__GIVEN INSTRUCTION__. Repeat each entry exactly and drop the pictures.

__INPUT DATA__.
******************************

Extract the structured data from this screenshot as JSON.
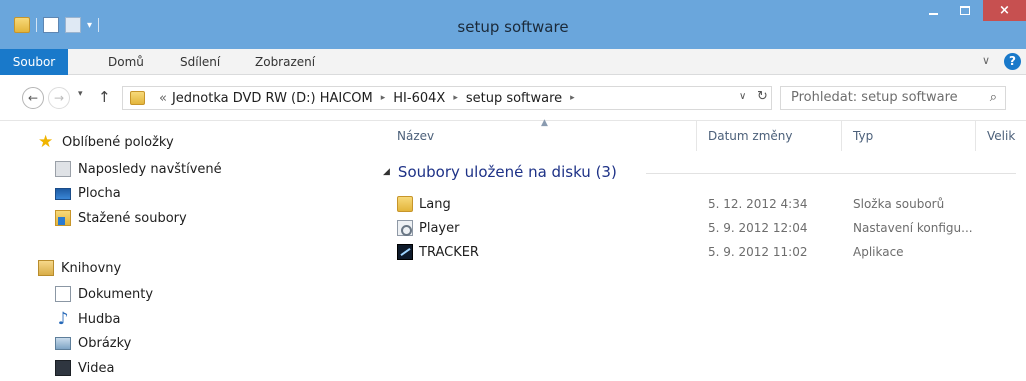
{
  "window": {
    "title": "setup software",
    "close_glyph": "×"
  },
  "ribbon": {
    "tabs": [
      {
        "label": "Soubor"
      },
      {
        "label": "Domů"
      },
      {
        "label": "Sdílení"
      },
      {
        "label": "Zobrazení"
      }
    ],
    "help_glyph": "?",
    "collapse_glyph": "∨"
  },
  "address": {
    "lead": "«",
    "crumbs": [
      "Jednotka DVD RW (D:) HAICOM",
      "HI-604X",
      "setup software"
    ],
    "sep": "▸"
  },
  "search": {
    "placeholder": "Prohledat: setup software"
  },
  "nav": {
    "back_glyph": "←",
    "forward_glyph": "→",
    "up_glyph": "↑",
    "recent_glyph": "▾",
    "dropdown_glyph": "∨",
    "refresh_glyph": "↻"
  },
  "sidebar": {
    "favorites": {
      "label": "Oblíbené položky",
      "items": [
        {
          "label": "Naposledy navštívené",
          "icon": "recent-places-icon"
        },
        {
          "label": "Plocha",
          "icon": "desktop-icon"
        },
        {
          "label": "Stažené soubory",
          "icon": "downloads-icon"
        }
      ]
    },
    "libraries": {
      "label": "Knihovny",
      "items": [
        {
          "label": "Dokumenty",
          "icon": "documents-icon"
        },
        {
          "label": "Hudba",
          "icon": "music-icon"
        },
        {
          "label": "Obrázky",
          "icon": "pictures-icon"
        },
        {
          "label": "Videa",
          "icon": "videos-icon"
        }
      ]
    }
  },
  "columns": {
    "name": "Název",
    "date": "Datum změny",
    "type": "Typ",
    "size": "Velik"
  },
  "group": {
    "label": "Soubory uložené na disku (3)",
    "expand_glyph": "◢"
  },
  "files": [
    {
      "name": "Lang",
      "date": "5. 12. 2012 4:34",
      "type": "Složka souborů",
      "icon": "folder-icon"
    },
    {
      "name": "Player",
      "date": "5. 9. 2012 12:04",
      "type": "Nastavení konfigu...",
      "icon": "config-file-icon"
    },
    {
      "name": "TRACKER",
      "date": "5. 9. 2012 11:02",
      "type": "Aplikace",
      "icon": "application-icon"
    }
  ],
  "colors": {
    "titlebar": "#6aa6dc",
    "file_tab": "#1979ca",
    "close_button": "#c75050",
    "group_heading": "#1e3287"
  }
}
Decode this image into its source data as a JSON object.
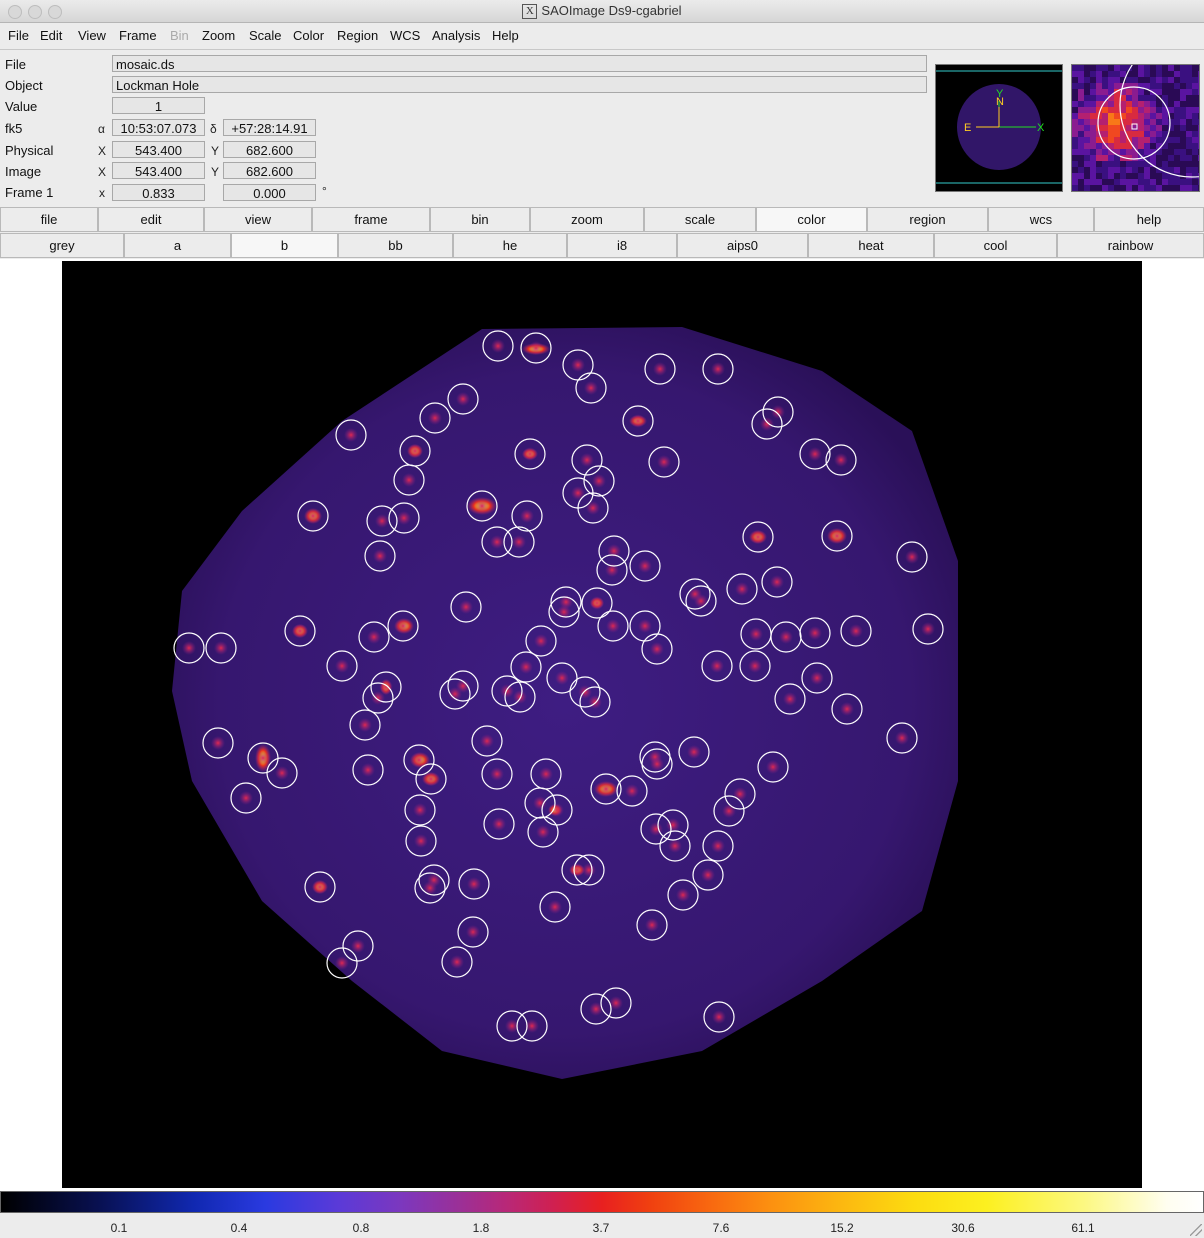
{
  "window": {
    "title": "SAOImage Ds9-cgabriel"
  },
  "menubar": [
    "File",
    "Edit",
    "View",
    "Frame",
    "Bin",
    "Zoom",
    "Scale",
    "Color",
    "Region",
    "WCS",
    "Analysis",
    "Help"
  ],
  "menubar_disabled": [
    "Bin"
  ],
  "info": {
    "file_label": "File",
    "file_value": "mosaic.ds",
    "object_label": "Object",
    "object_value": "Lockman Hole",
    "value_label": "Value",
    "value_value": "1",
    "wcs_label": "fk5",
    "alpha_symbol": "α",
    "alpha_value": "10:53:07.073",
    "delta_symbol": "δ",
    "delta_value": "+57:28:14.91",
    "physical_label": "Physical",
    "physical_x_label": "X",
    "physical_x": "543.400",
    "physical_y_label": "Y",
    "physical_y": "682.600",
    "image_label": "Image",
    "image_x_label": "X",
    "image_x": "543.400",
    "image_y_label": "Y",
    "image_y": "682.600",
    "frame_label": "Frame 1",
    "frame_x_label": "x",
    "frame_zoom": "0.833",
    "frame_angle": "0.000",
    "degree_symbol": "°"
  },
  "panner": {
    "n_label": "N",
    "e_label": "E",
    "x_label": "X",
    "y_label": "Y"
  },
  "buttonbar": {
    "main": [
      "file",
      "edit",
      "view",
      "frame",
      "bin",
      "zoom",
      "scale",
      "color",
      "region",
      "wcs",
      "help"
    ],
    "main_active": "color",
    "color": [
      "grey",
      "a",
      "b",
      "bb",
      "he",
      "i8",
      "aips0",
      "heat",
      "cool",
      "rainbow"
    ],
    "color_active": "b"
  },
  "colorbar": {
    "ticks": [
      "0.1",
      "0.4",
      "0.8",
      "1.8",
      "3.7",
      "7.6",
      "15.2",
      "30.6",
      "61.1"
    ]
  },
  "colors": {
    "image_bg": "#000000",
    "region_circle": "#ffffff",
    "sky": "#3a1a7a"
  }
}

******************************

__OUTPUT FOR THIS TASK__.
Extract the structured data from this screenshot as JSON.
{
  "window": {
    "title": "setup software",
    "close_glyph": "×"
  },
  "ribbon": {
    "tabs": [
      {
        "label": "Soubor"
      },
      {
        "label": "Domů"
      },
      {
        "label": "Sdílení"
      },
      {
        "label": "Zobrazení"
      }
    ],
    "help_glyph": "?",
    "collapse_glyph": "∨"
  },
  "address": {
    "lead": "«",
    "crumbs": [
      "Jednotka DVD RW (D:) HAICOM",
      "HI-604X",
      "setup software"
    ],
    "sep": "▸"
  },
  "search": {
    "placeholder": "Prohledat: setup software"
  },
  "nav": {
    "back_glyph": "←",
    "forward_glyph": "→",
    "up_glyph": "↑",
    "recent_glyph": "▾",
    "dropdown_glyph": "∨",
    "refresh_glyph": "↻"
  },
  "sidebar": {
    "favorites": {
      "label": "Oblíbené položky",
      "items": [
        {
          "label": "Naposledy navštívené",
          "icon": "recent-places-icon"
        },
        {
          "label": "Plocha",
          "icon": "desktop-icon"
        },
        {
          "label": "Stažené soubory",
          "icon": "downloads-icon"
        }
      ]
    },
    "libraries": {
      "label": "Knihovny",
      "items": [
        {
          "label": "Dokumenty",
          "icon": "documents-icon"
        },
        {
          "label": "Hudba",
          "icon": "music-icon"
        },
        {
          "label": "Obrázky",
          "icon": "pictures-icon"
        },
        {
          "label": "Videa",
          "icon": "videos-icon"
        }
      ]
    }
  },
  "columns": {
    "name": "Název",
    "date": "Datum změny",
    "type": "Typ",
    "size": "Velik"
  },
  "group": {
    "label": "Soubory uložené na disku (3)",
    "expand_glyph": "◢"
  },
  "files": [
    {
      "name": "Lang",
      "date": "5. 12. 2012 4:34",
      "type": "Složka souborů",
      "icon": "folder-icon"
    },
    {
      "name": "Player",
      "date": "5. 9. 2012 12:04",
      "type": "Nastavení konfigu...",
      "icon": "config-file-icon"
    },
    {
      "name": "TRACKER",
      "date": "5. 9. 2012 11:02",
      "type": "Aplikace",
      "icon": "application-icon"
    }
  ],
  "colors": {
    "titlebar": "#6aa6dc",
    "file_tab": "#1979ca",
    "close_button": "#c75050",
    "group_heading": "#1e3287"
  }
}
Decode this image into its source data as a JSON object.
{
  "window": {
    "title": "SAOImage Ds9-cgabriel"
  },
  "menubar": [
    "File",
    "Edit",
    "View",
    "Frame",
    "Bin",
    "Zoom",
    "Scale",
    "Color",
    "Region",
    "WCS",
    "Analysis",
    "Help"
  ],
  "menubar_disabled": [
    "Bin"
  ],
  "info": {
    "file_label": "File",
    "file_value": "mosaic.ds",
    "object_label": "Object",
    "object_value": "Lockman Hole",
    "value_label": "Value",
    "value_value": "1",
    "wcs_label": "fk5",
    "alpha_symbol": "α",
    "alpha_value": "10:53:07.073",
    "delta_symbol": "δ",
    "delta_value": "+57:28:14.91",
    "physical_label": "Physical",
    "physical_x_label": "X",
    "physical_x": "543.400",
    "physical_y_label": "Y",
    "physical_y": "682.600",
    "image_label": "Image",
    "image_x_label": "X",
    "image_x": "543.400",
    "image_y_label": "Y",
    "image_y": "682.600",
    "frame_label": "Frame 1",
    "frame_x_label": "x",
    "frame_zoom": "0.833",
    "frame_angle": "0.000",
    "degree_symbol": "°"
  },
  "panner": {
    "n_label": "N",
    "e_label": "E",
    "x_label": "X",
    "y_label": "Y"
  },
  "buttonbar": {
    "main": [
      "file",
      "edit",
      "view",
      "frame",
      "bin",
      "zoom",
      "scale",
      "color",
      "region",
      "wcs",
      "help"
    ],
    "main_active": "color",
    "color": [
      "grey",
      "a",
      "b",
      "bb",
      "he",
      "i8",
      "aips0",
      "heat",
      "cool",
      "rainbow"
    ],
    "color_active": "b"
  },
  "colorbar": {
    "ticks": [
      "0.1",
      "0.4",
      "0.8",
      "1.8",
      "3.7",
      "7.6",
      "15.2",
      "30.6",
      "61.1"
    ]
  },
  "colors": {
    "image_bg": "#000000",
    "region_circle": "#ffffff",
    "sky": "#3a1a7a"
  }
}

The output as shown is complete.